**Task to carry out**: Below are entries. Pull out all lines containing "this".

**Extracted records**:

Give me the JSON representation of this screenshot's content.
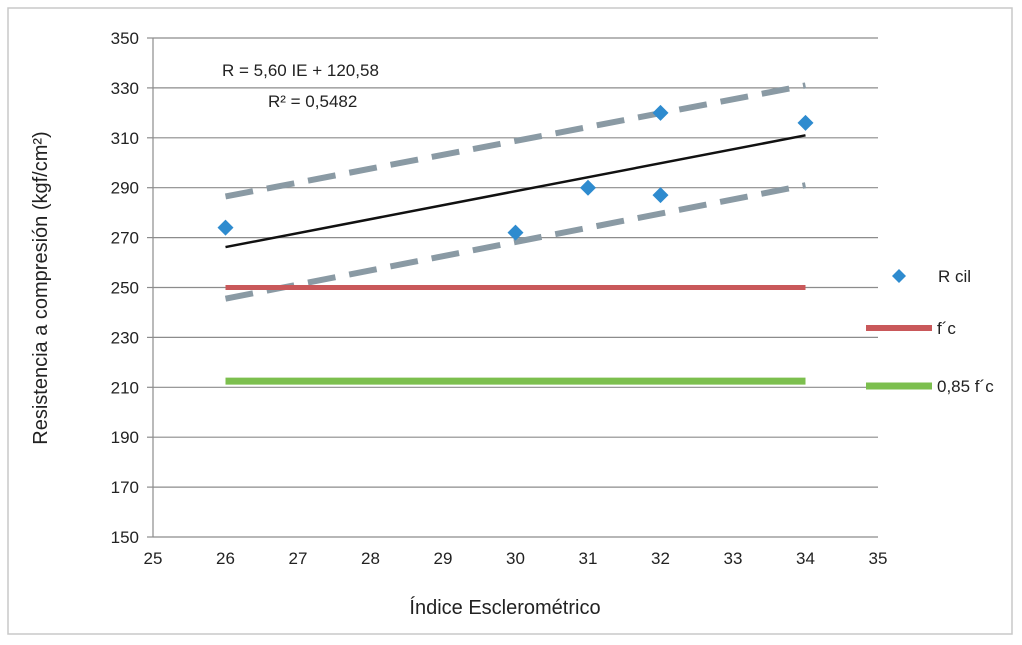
{
  "chart_data": {
    "type": "scatter",
    "xlabel": "Índice Esclerométrico",
    "ylabel": "Resistencia a compresión (kgf/cm²)",
    "xlim": [
      25,
      35
    ],
    "ylim": [
      150,
      350
    ],
    "x_ticks": [
      25,
      26,
      27,
      28,
      29,
      30,
      31,
      32,
      33,
      34,
      35
    ],
    "y_ticks": [
      150,
      170,
      190,
      210,
      230,
      250,
      270,
      290,
      310,
      330,
      350
    ],
    "grid": "horizontal",
    "legend_position": "right",
    "annotations": {
      "equation": "R = 5,60 IE + 120,58",
      "r_squared": "R² = 0,5482"
    },
    "series": [
      {
        "name": "R cil",
        "kind": "scatter",
        "color": "#2e8bcf",
        "points": [
          [
            26,
            274
          ],
          [
            30,
            272
          ],
          [
            31,
            290
          ],
          [
            32,
            320
          ],
          [
            32,
            287
          ],
          [
            34,
            316
          ]
        ]
      },
      {
        "name": "f´c",
        "kind": "line",
        "color": "#c9585a",
        "points": [
          [
            26,
            250
          ],
          [
            34,
            250
          ]
        ]
      },
      {
        "name": "0,85 f´c",
        "kind": "line",
        "color": "#7cbf4e",
        "points": [
          [
            26,
            212.5
          ],
          [
            34,
            212.5
          ]
        ]
      }
    ],
    "trend_line": {
      "color": "#111111",
      "points": [
        [
          26,
          266.2
        ],
        [
          34,
          311.0
        ]
      ]
    },
    "bands": [
      {
        "color": "#8a9aa4",
        "points": [
          [
            26,
            286.5
          ],
          [
            34,
            331
          ]
        ]
      },
      {
        "color": "#8a9aa4",
        "points": [
          [
            26,
            245.5
          ],
          [
            34,
            291
          ]
        ]
      }
    ]
  }
}
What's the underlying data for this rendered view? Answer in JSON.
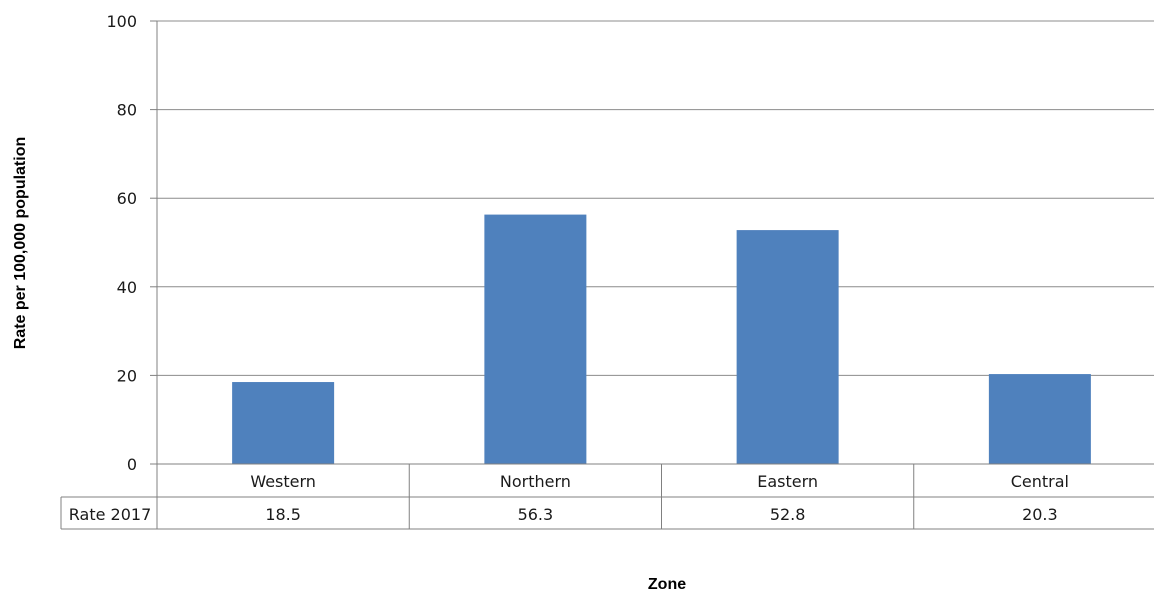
{
  "chart_data": {
    "type": "bar",
    "categories": [
      "Western",
      "Northern",
      "Eastern",
      "Central"
    ],
    "series": [
      {
        "name": "Rate 2017",
        "values": [
          18.5,
          56.3,
          52.8,
          20.3
        ]
      }
    ],
    "value_labels": [
      "18.5",
      "56.3",
      "52.8",
      "20.3"
    ],
    "xlabel": "Zone",
    "ylabel": "Rate per 100,000 population",
    "ylim": [
      0,
      100
    ],
    "yticks": [
      0,
      20,
      40,
      60,
      80,
      100
    ],
    "grid": true,
    "legend": "data table below axis",
    "colors": {
      "bar": "#4f81bd",
      "grid": "#8c8c8c",
      "axis": "#808080"
    }
  }
}
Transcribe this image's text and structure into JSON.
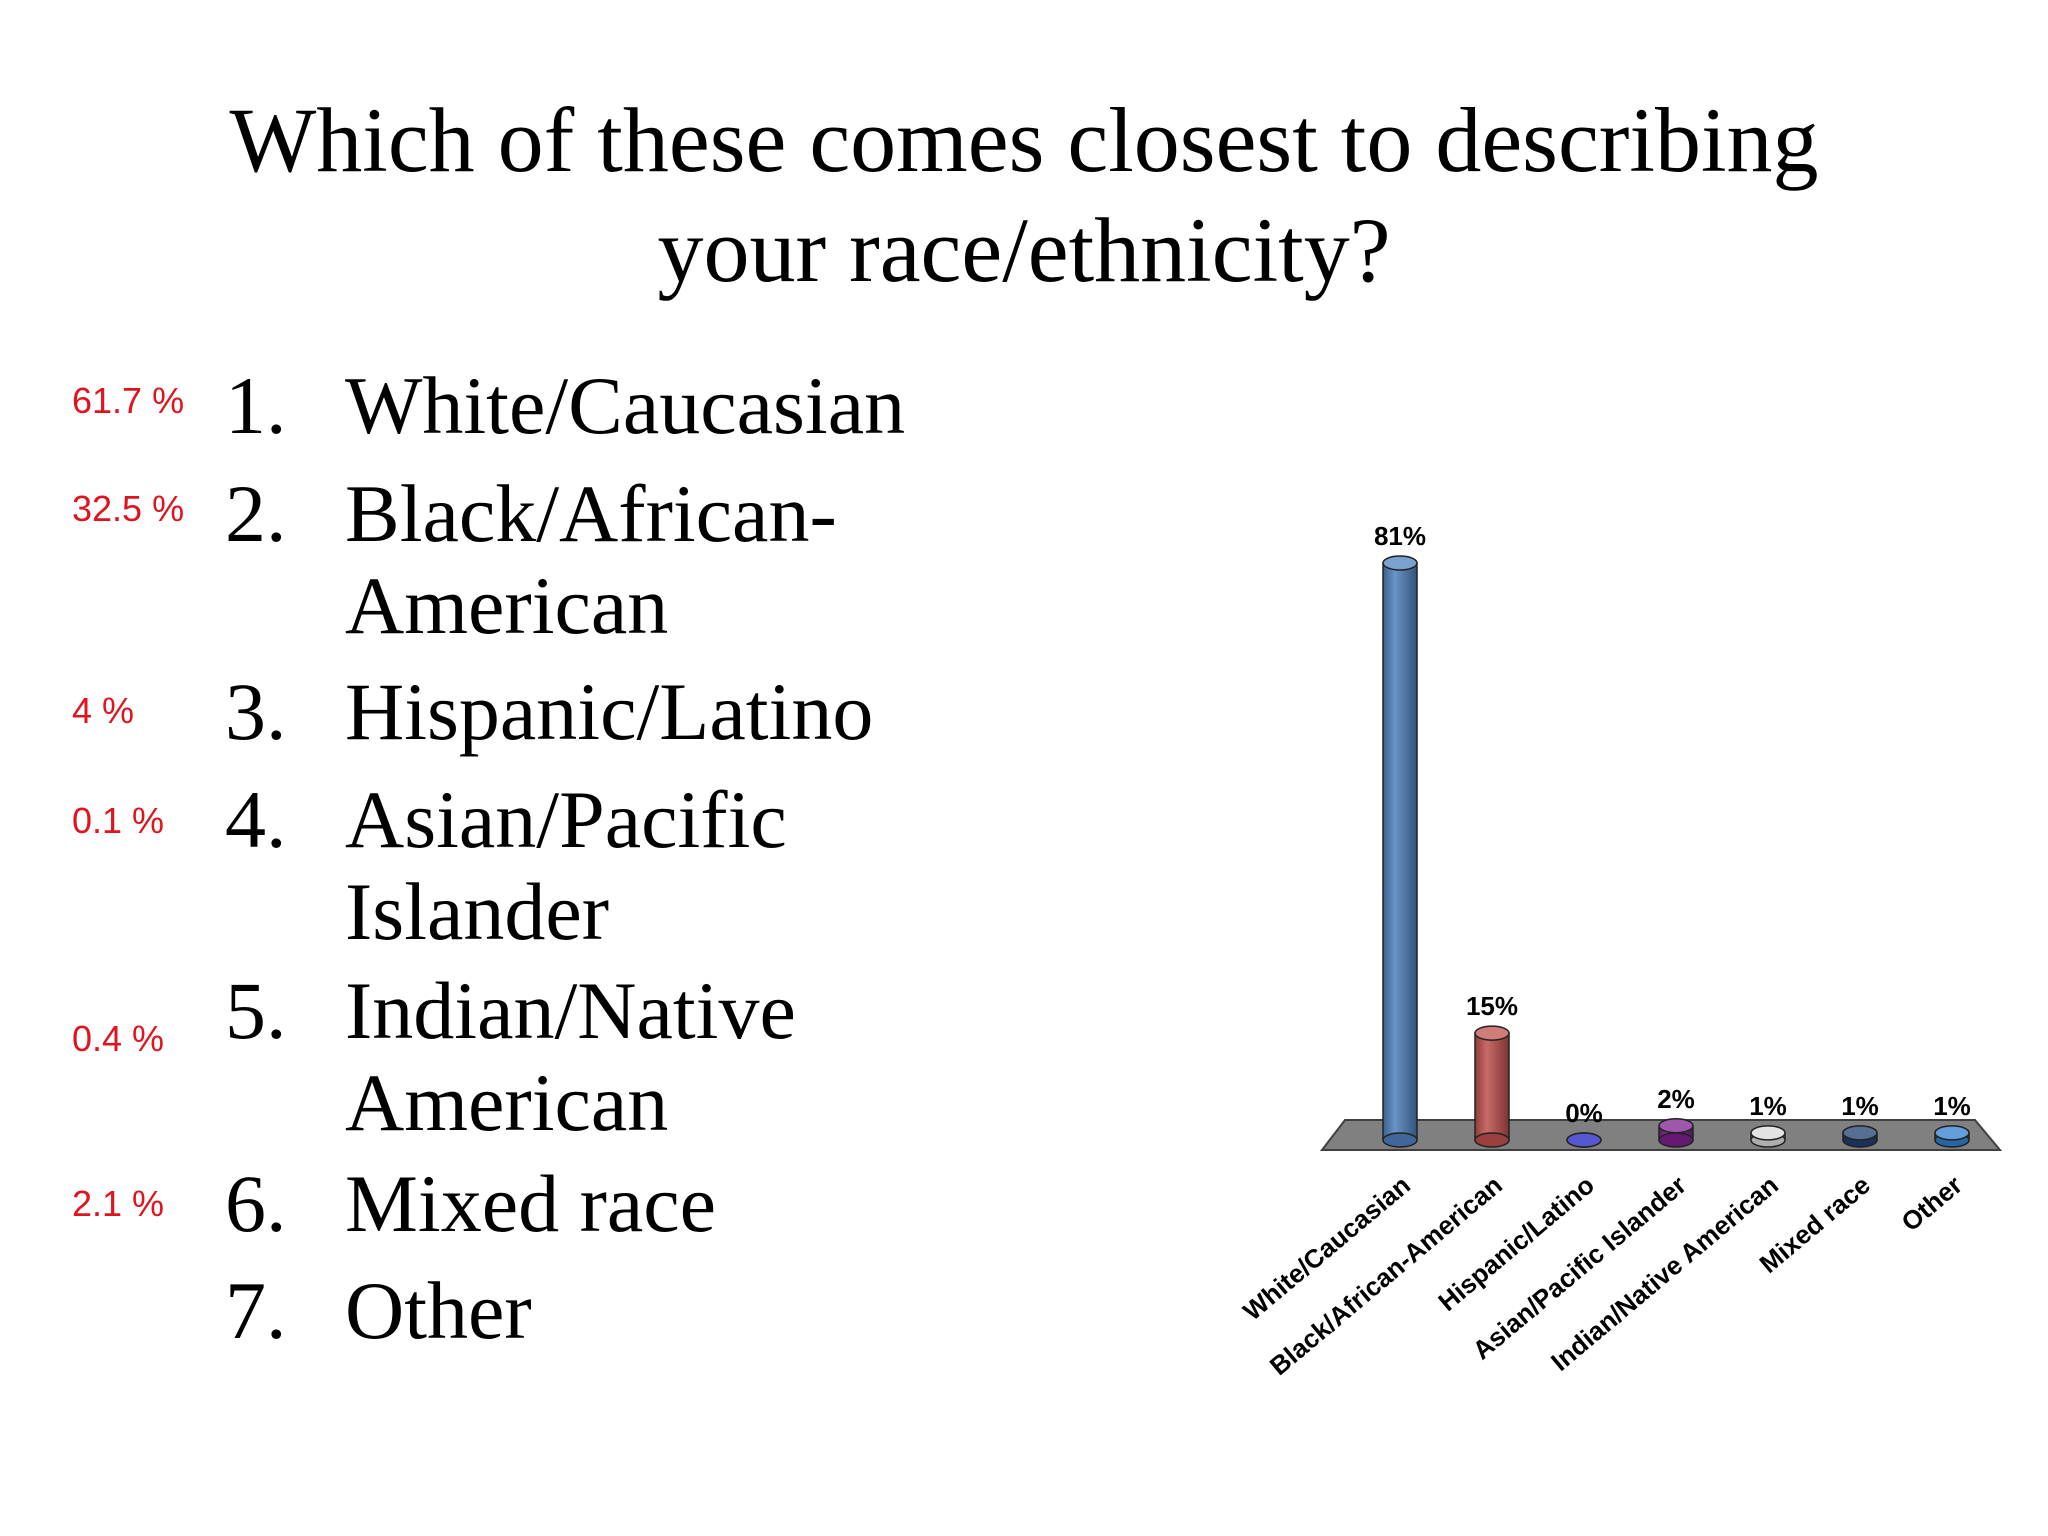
{
  "slide": {
    "title_lines": [
      "Which of these comes closest to describing",
      "your race/ethnicity?"
    ],
    "options": [
      {
        "num": "1.",
        "pct": "61.7 %",
        "label_lines": [
          "White/Caucasian"
        ]
      },
      {
        "num": "2.",
        "pct": "32.5 %",
        "label_lines": [
          "Black/African-",
          "American"
        ]
      },
      {
        "num": "3.",
        "pct": "4 %",
        "label_lines": [
          "Hispanic/Latino"
        ]
      },
      {
        "num": "4.",
        "pct": "0.1 %",
        "label_lines": [
          "Asian/Pacific",
          "Islander"
        ]
      },
      {
        "num": "5.",
        "pct": "0.4 %",
        "label_lines": [
          "Indian/Native",
          "American"
        ]
      },
      {
        "num": "6.",
        "pct": "2.1 %",
        "label_lines": [
          "Mixed race"
        ]
      },
      {
        "num": "7.",
        "pct": "",
        "label_lines": [
          "Other"
        ]
      }
    ]
  },
  "chart_data": {
    "type": "bar",
    "title": "",
    "xlabel": "",
    "ylabel": "",
    "categories": [
      "White/Caucasian",
      "Black/African-American",
      "Hispanic/Latino",
      "Asian/Pacific Islander",
      "Indian/Native American",
      "Mixed race",
      "Other"
    ],
    "values": [
      81,
      15,
      0,
      2,
      1,
      1,
      1
    ],
    "data_labels": [
      "81%",
      "15%",
      "0%",
      "2%",
      "1%",
      "1%",
      "1%"
    ],
    "ylim": [
      0,
      81
    ],
    "grid": false,
    "legend": "none",
    "style": "3d-cylinder",
    "colors": [
      "#4f81bd",
      "#c0504d",
      "#1f1fbf",
      "#7f1f8f",
      "#d9d9d9",
      "#1f3f6f",
      "#2f7fcf"
    ],
    "floor_color": "#808080"
  }
}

**Exercise answer**:
Give me the JSON representation of this screenshot's content.
What's the underlying data for this rendered view? Answer in JSON.
Transcribe this image's text and structure into JSON.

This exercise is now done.